Data extracted from a collection:

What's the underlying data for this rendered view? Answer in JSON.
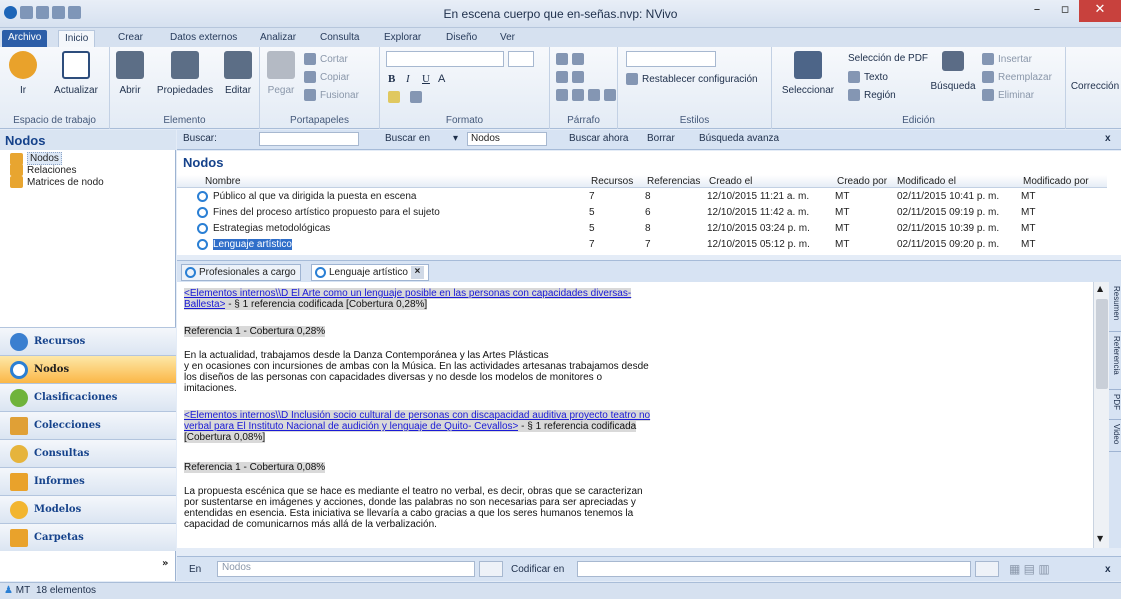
{
  "window": {
    "title": "En escena cuerpo que en-señas.nvp: NVivo",
    "controls": [
      "–",
      "▫",
      "✕"
    ]
  },
  "ribbon_tabs": [
    "Archivo",
    "Inicio",
    "Crear",
    "Datos externos",
    "Analizar",
    "Consulta",
    "Explorar",
    "Diseño",
    "Ver"
  ],
  "ribbon": {
    "workspace": {
      "go": "Ir",
      "refresh": "Actualizar",
      "label": "Espacio de trabajo"
    },
    "item": {
      "open": "Abrir",
      "properties": "Propiedades",
      "edit": "Editar",
      "label": "Elemento"
    },
    "clipboard": {
      "paste": "Pegar",
      "cut": "Cortar",
      "copy": "Copiar",
      "merge": "Fusionar",
      "label": "Portapapeles"
    },
    "format": {
      "label": "Formato"
    },
    "paragraph": {
      "label": "Párrafo"
    },
    "styles": {
      "reset": "Restablecer configuración",
      "label": "Estilos"
    },
    "editing": {
      "select": "Seleccionar",
      "pdf_selection": "Selección de PDF",
      "text": "Texto",
      "region": "Región",
      "search": "Búsqueda",
      "insert": "Insertar",
      "replace": "Reemplazar",
      "delete": "Eliminar",
      "label": "Edición"
    },
    "proofing": {
      "label": "Corrección"
    }
  },
  "nav": {
    "title": "Nodos",
    "tree": [
      "Nodos",
      "Relaciones",
      "Matrices de nodo"
    ],
    "sections": [
      "Recursos",
      "Nodos",
      "Clasificaciones",
      "Colecciones",
      "Consultas",
      "Informes",
      "Modelos",
      "Carpetas"
    ]
  },
  "findbar": {
    "search_label": "Buscar:",
    "search_in": "Buscar en",
    "scope": "Nodos",
    "find_now": "Buscar ahora",
    "clear": "Borrar",
    "advanced": "Búsqueda avanza",
    "close": "x"
  },
  "list": {
    "title": "Nodos",
    "columns": [
      "Nombre",
      "Recursos",
      "Referencias",
      "Creado el",
      "Creado por",
      "Modificado el",
      "Modificado por"
    ],
    "rows": [
      {
        "name": "Público al que va dirigida la puesta en escena",
        "sources": "7",
        "refs": "8",
        "created": "12/10/2015 11:21 a. m.",
        "by": "MT",
        "modified": "02/11/2015 10:41 p. m.",
        "modby": "MT"
      },
      {
        "name": "Fines del proceso artístico propuesto para el sujeto",
        "sources": "5",
        "refs": "6",
        "created": "12/10/2015 11:42 a. m.",
        "by": "MT",
        "modified": "02/11/2015 09:19 p. m.",
        "modby": "MT"
      },
      {
        "name": "Estrategias metodológicas",
        "sources": "5",
        "refs": "8",
        "created": "12/10/2015 03:24 p. m.",
        "by": "MT",
        "modified": "02/11/2015 10:39 p. m.",
        "modby": "MT"
      },
      {
        "name": "Lenguaje artístico",
        "sources": "7",
        "refs": "7",
        "created": "12/10/2015 05:12 p. m.",
        "by": "MT",
        "modified": "02/11/2015 09:20 p. m.",
        "modby": "MT"
      }
    ]
  },
  "detail_tabs": [
    "Profesionales  a cargo",
    "Lenguaje artístico"
  ],
  "detail": {
    "link1_a": "<Elementos internos\\\\D El Arte como un lenguaje posible en las personas con capacidades diversas-",
    "link1_b": "Ballesta>",
    "link1_tail": " - § 1 referencia codificada  [Cobertura 0,28%]",
    "ref1": "Referencia 1 - Cobertura 0,28%",
    "para1": [
      "En la actualidad, trabajamos desde la Danza Contemporánea y las Artes Plásticas",
      "y en ocasiones con incursiones de ambas con la Música. En las actividades artesanas trabajamos desde",
      "los diseños de las personas con capacidades diversas y no desde los modelos de monitores o",
      "imitaciones."
    ],
    "link2_a": "<Elementos internos\\\\D Inclusión socio cultural de personas con discapacidad auditiva proyecto teatro no",
    "link2_b": "verbal para El Instituto Nacional de audición y lenguaje de Quito- Cevallos>",
    "link2_tail": " - § 1 referencia codificada ",
    "link2_c": "[Cobertura 0,08%]",
    "ref2": "Referencia 1 - Cobertura 0,08%",
    "para2": [
      "La propuesta escénica que se hace es mediante el teatro no verbal, es decir, obras que se caracterizan",
      "por sustentarse en imágenes y acciones, donde las palabras no son necesarias para ser apreciadas y",
      "entendidas en esencia. Esta iniciativa se llevaría a cabo gracias a que los seres humanos tenemos la",
      "capacidad de comunicarnos más allá de la verbalización."
    ]
  },
  "side_tabs": [
    "Resumen",
    "Referencia",
    "PDF",
    "Video"
  ],
  "codebar": {
    "in": "En",
    "in_value": "Nodos",
    "code_in": "Codificar en",
    "close": "x"
  },
  "status": {
    "user": "MT",
    "count": "18 elementos"
  },
  "colors": {
    "accent": "#15428b",
    "selection": "#2f6ec9",
    "active_section": "#fbb747",
    "link": "#1a1ad6"
  }
}
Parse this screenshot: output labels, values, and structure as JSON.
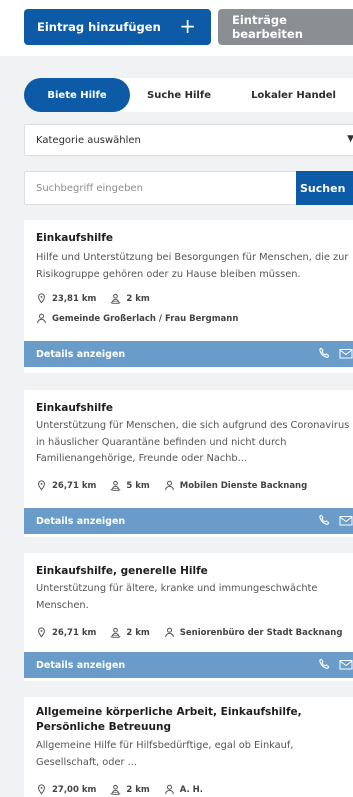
{
  "toolbar": {
    "add_label": "Eintrag hinzufügen",
    "add_icon": "plus-icon",
    "edit_label": "Einträge bearbeiten"
  },
  "tabs": [
    {
      "label": "Biete Hilfe",
      "active": true
    },
    {
      "label": "Suche Hilfe",
      "active": false
    },
    {
      "label": "Lokaler Handel",
      "active": false
    }
  ],
  "category": {
    "selected": "Kategorie auswählen"
  },
  "search": {
    "placeholder": "Suchbegriff eingeben",
    "button_label": "Suchen"
  },
  "listings": [
    {
      "title": "Einkaufshilfe",
      "description": "Hilfe und Unterstützung bei Besorgungen für Menschen, die zur Risikogruppe gehören oder zu Hause bleiben müssen.",
      "distance": "23,81 km",
      "radius": "2 km",
      "organization": "Gemeinde Großerlach / Frau Bergmann",
      "details_label": "Details anzeigen"
    },
    {
      "title": "Einkaufshilfe",
      "description": "Unterstützung für Menschen, die sich aufgrund des Coronavirus in häuslicher Quarantäne befinden und nicht durch Familienangehörige, Freunde oder Nachb...",
      "distance": "26,71 km",
      "radius": "5 km",
      "organization": "Mobilen Dienste Backnang",
      "details_label": "Details anzeigen"
    },
    {
      "title": "Einkaufshilfe, generelle Hilfe",
      "description": "Unterstützung für ältere, kranke und immungeschwächte Menschen.",
      "distance": "26,71 km",
      "radius": "2 km",
      "organization": "Seniorenbüro der Stadt Backnang",
      "details_label": "Details anzeigen"
    },
    {
      "title": "Allgemeine körperliche Arbeit, Einkaufshilfe, Persönliche Betreuung",
      "description": "Allgemeine Hilfe für Hilfsbedürftige, egal ob Einkauf, Gesellschaft, oder ...",
      "distance": "27,00 km",
      "radius": "2 km",
      "organization": "A. H."
    }
  ],
  "colors": {
    "primary": "#0d5aa6",
    "secondary_button": "#8b8f94",
    "card_footer": "#6a9cc9",
    "background": "#f1f2f4"
  }
}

** EXERCISE DESCRIPTION **
Copy every record exactly as it appears, apart from any pictures.

** RESPONSE AREA **
What's the underlying data for this rendered view? Answer in JSON.
{
  "window": {
    "title": "En escena cuerpo que en-señas.nvp: NVivo",
    "controls": [
      "–",
      "▫",
      "✕"
    ]
  },
  "ribbon_tabs": [
    "Archivo",
    "Inicio",
    "Crear",
    "Datos externos",
    "Analizar",
    "Consulta",
    "Explorar",
    "Diseño",
    "Ver"
  ],
  "ribbon": {
    "workspace": {
      "go": "Ir",
      "refresh": "Actualizar",
      "label": "Espacio de trabajo"
    },
    "item": {
      "open": "Abrir",
      "properties": "Propiedades",
      "edit": "Editar",
      "label": "Elemento"
    },
    "clipboard": {
      "paste": "Pegar",
      "cut": "Cortar",
      "copy": "Copiar",
      "merge": "Fusionar",
      "label": "Portapapeles"
    },
    "format": {
      "label": "Formato"
    },
    "paragraph": {
      "label": "Párrafo"
    },
    "styles": {
      "reset": "Restablecer configuración",
      "label": "Estilos"
    },
    "editing": {
      "select": "Seleccionar",
      "pdf_selection": "Selección de PDF",
      "text": "Texto",
      "region": "Región",
      "search": "Búsqueda",
      "insert": "Insertar",
      "replace": "Reemplazar",
      "delete": "Eliminar",
      "label": "Edición"
    },
    "proofing": {
      "label": "Corrección"
    }
  },
  "nav": {
    "title": "Nodos",
    "tree": [
      "Nodos",
      "Relaciones",
      "Matrices de nodo"
    ],
    "sections": [
      "Recursos",
      "Nodos",
      "Clasificaciones",
      "Colecciones",
      "Consultas",
      "Informes",
      "Modelos",
      "Carpetas"
    ]
  },
  "findbar": {
    "search_label": "Buscar:",
    "search_in": "Buscar en",
    "scope": "Nodos",
    "find_now": "Buscar ahora",
    "clear": "Borrar",
    "advanced": "Búsqueda avanza",
    "close": "x"
  },
  "list": {
    "title": "Nodos",
    "columns": [
      "Nombre",
      "Recursos",
      "Referencias",
      "Creado el",
      "Creado por",
      "Modificado el",
      "Modificado por"
    ],
    "rows": [
      {
        "name": "Público al que va dirigida la puesta en escena",
        "sources": "7",
        "refs": "8",
        "created": "12/10/2015 11:21 a. m.",
        "by": "MT",
        "modified": "02/11/2015 10:41 p. m.",
        "modby": "MT"
      },
      {
        "name": "Fines del proceso artístico propuesto para el sujeto",
        "sources": "5",
        "refs": "6",
        "created": "12/10/2015 11:42 a. m.",
        "by": "MT",
        "modified": "02/11/2015 09:19 p. m.",
        "modby": "MT"
      },
      {
        "name": "Estrategias metodológicas",
        "sources": "5",
        "refs": "8",
        "created": "12/10/2015 03:24 p. m.",
        "by": "MT",
        "modified": "02/11/2015 10:39 p. m.",
        "modby": "MT"
      },
      {
        "name": "Lenguaje artístico",
        "sources": "7",
        "refs": "7",
        "created": "12/10/2015 05:12 p. m.",
        "by": "MT",
        "modified": "02/11/2015 09:20 p. m.",
        "modby": "MT"
      }
    ]
  },
  "detail_tabs": [
    "Profesionales  a cargo",
    "Lenguaje artístico"
  ],
  "detail": {
    "link1_a": "<Elementos internos\\\\D El Arte como un lenguaje posible en las personas con capacidades diversas-",
    "link1_b": "Ballesta>",
    "link1_tail": " - § 1 referencia codificada  [Cobertura 0,28%]",
    "ref1": "Referencia 1 - Cobertura 0,28%",
    "para1": [
      "En la actualidad, trabajamos desde la Danza Contemporánea y las Artes Plásticas",
      "y en ocasiones con incursiones de ambas con la Música. En las actividades artesanas trabajamos desde",
      "los diseños de las personas con capacidades diversas y no desde los modelos de monitores o",
      "imitaciones."
    ],
    "link2_a": "<Elementos internos\\\\D Inclusión socio cultural de personas con discapacidad auditiva proyecto teatro no",
    "link2_b": "verbal para El Instituto Nacional de audición y lenguaje de Quito- Cevallos>",
    "link2_tail": " - § 1 referencia codificada ",
    "link2_c": "[Cobertura 0,08%]",
    "ref2": "Referencia 1 - Cobertura 0,08%",
    "para2": [
      "La propuesta escénica que se hace es mediante el teatro no verbal, es decir, obras que se caracterizan",
      "por sustentarse en imágenes y acciones, donde las palabras no son necesarias para ser apreciadas y",
      "entendidas en esencia. Esta iniciativa se llevaría a cabo gracias a que los seres humanos tenemos la",
      "capacidad de comunicarnos más allá de la verbalización."
    ]
  },
  "side_tabs": [
    "Resumen",
    "Referencia",
    "PDF",
    "Video"
  ],
  "codebar": {
    "in": "En",
    "in_value": "Nodos",
    "code_in": "Codificar en",
    "close": "x"
  },
  "status": {
    "user": "MT",
    "count": "18 elementos"
  },
  "colors": {
    "accent": "#15428b",
    "selection": "#2f6ec9",
    "active_section": "#fbb747",
    "link": "#1a1ad6"
  }
}
Parse this screenshot: output labels, values, and structure as JSON.
{
  "toolbar": {
    "add_label": "Eintrag hinzufügen",
    "add_icon": "plus-icon",
    "edit_label": "Einträge bearbeiten"
  },
  "tabs": [
    {
      "label": "Biete Hilfe",
      "active": true
    },
    {
      "label": "Suche Hilfe",
      "active": false
    },
    {
      "label": "Lokaler Handel",
      "active": false
    }
  ],
  "category": {
    "selected": "Kategorie auswählen"
  },
  "search": {
    "placeholder": "Suchbegriff eingeben",
    "button_label": "Suchen"
  },
  "listings": [
    {
      "title": "Einkaufshilfe",
      "description": "Hilfe und Unterstützung bei Besorgungen für Menschen, die zur Risikogruppe gehören oder zu Hause bleiben müssen.",
      "distance": "23,81 km",
      "radius": "2 km",
      "organization": "Gemeinde Großerlach / Frau Bergmann",
      "details_label": "Details anzeigen"
    },
    {
      "title": "Einkaufshilfe",
      "description": "Unterstützung für Menschen, die sich aufgrund des Coronavirus in häuslicher Quarantäne befinden und nicht durch Familienangehörige, Freunde oder Nachb...",
      "distance": "26,71 km",
      "radius": "5 km",
      "organization": "Mobilen Dienste Backnang",
      "details_label": "Details anzeigen"
    },
    {
      "title": "Einkaufshilfe, generelle Hilfe",
      "description": "Unterstützung für ältere, kranke und immungeschwächte Menschen.",
      "distance": "26,71 km",
      "radius": "2 km",
      "organization": "Seniorenbüro der Stadt Backnang",
      "details_label": "Details anzeigen"
    },
    {
      "title": "Allgemeine körperliche Arbeit, Einkaufshilfe, Persönliche Betreuung",
      "description": "Allgemeine Hilfe für Hilfsbedürftige, egal ob Einkauf, Gesellschaft, oder ...",
      "distance": "27,00 km",
      "radius": "2 km",
      "organization": "A. H."
    }
  ],
  "colors": {
    "primary": "#0d5aa6",
    "secondary_button": "#8b8f94",
    "card_footer": "#6a9cc9",
    "background": "#f1f2f4"
  }
}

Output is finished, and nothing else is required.